**** SUPPLIED MATERIAL

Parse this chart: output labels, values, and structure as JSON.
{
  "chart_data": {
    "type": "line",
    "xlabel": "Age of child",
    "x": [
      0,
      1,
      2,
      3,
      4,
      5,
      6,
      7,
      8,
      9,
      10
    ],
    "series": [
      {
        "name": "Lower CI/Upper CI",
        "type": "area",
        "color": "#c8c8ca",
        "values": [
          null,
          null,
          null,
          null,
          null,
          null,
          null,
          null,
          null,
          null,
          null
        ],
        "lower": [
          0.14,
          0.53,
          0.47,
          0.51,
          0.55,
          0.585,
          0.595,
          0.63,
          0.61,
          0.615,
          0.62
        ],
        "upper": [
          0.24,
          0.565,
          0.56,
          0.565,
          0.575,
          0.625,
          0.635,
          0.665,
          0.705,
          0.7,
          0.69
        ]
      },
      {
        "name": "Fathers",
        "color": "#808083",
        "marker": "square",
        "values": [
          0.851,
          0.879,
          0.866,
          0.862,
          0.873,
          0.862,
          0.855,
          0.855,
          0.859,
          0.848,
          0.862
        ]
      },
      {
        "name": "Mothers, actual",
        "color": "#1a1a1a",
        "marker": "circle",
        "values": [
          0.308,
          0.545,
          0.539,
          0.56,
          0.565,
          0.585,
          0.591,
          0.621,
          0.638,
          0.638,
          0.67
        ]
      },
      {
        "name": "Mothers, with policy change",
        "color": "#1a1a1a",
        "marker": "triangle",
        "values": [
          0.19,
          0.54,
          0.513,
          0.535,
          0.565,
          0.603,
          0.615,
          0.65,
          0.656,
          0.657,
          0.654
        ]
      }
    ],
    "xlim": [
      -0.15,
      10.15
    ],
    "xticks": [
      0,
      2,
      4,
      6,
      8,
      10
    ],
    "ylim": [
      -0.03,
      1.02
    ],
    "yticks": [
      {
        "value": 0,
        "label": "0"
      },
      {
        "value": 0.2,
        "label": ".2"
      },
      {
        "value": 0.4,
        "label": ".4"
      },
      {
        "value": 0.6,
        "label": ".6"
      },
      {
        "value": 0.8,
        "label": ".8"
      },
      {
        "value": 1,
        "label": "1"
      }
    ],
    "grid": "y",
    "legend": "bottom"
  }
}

********

## THE EXERCISE
List all lines above in which the string "color" appears.

## COMPLETED EXERCISE
        "color": "#c8c8ca",
        "color": "#808083",
        "color": "#1a1a1a",
        "color": "#1a1a1a",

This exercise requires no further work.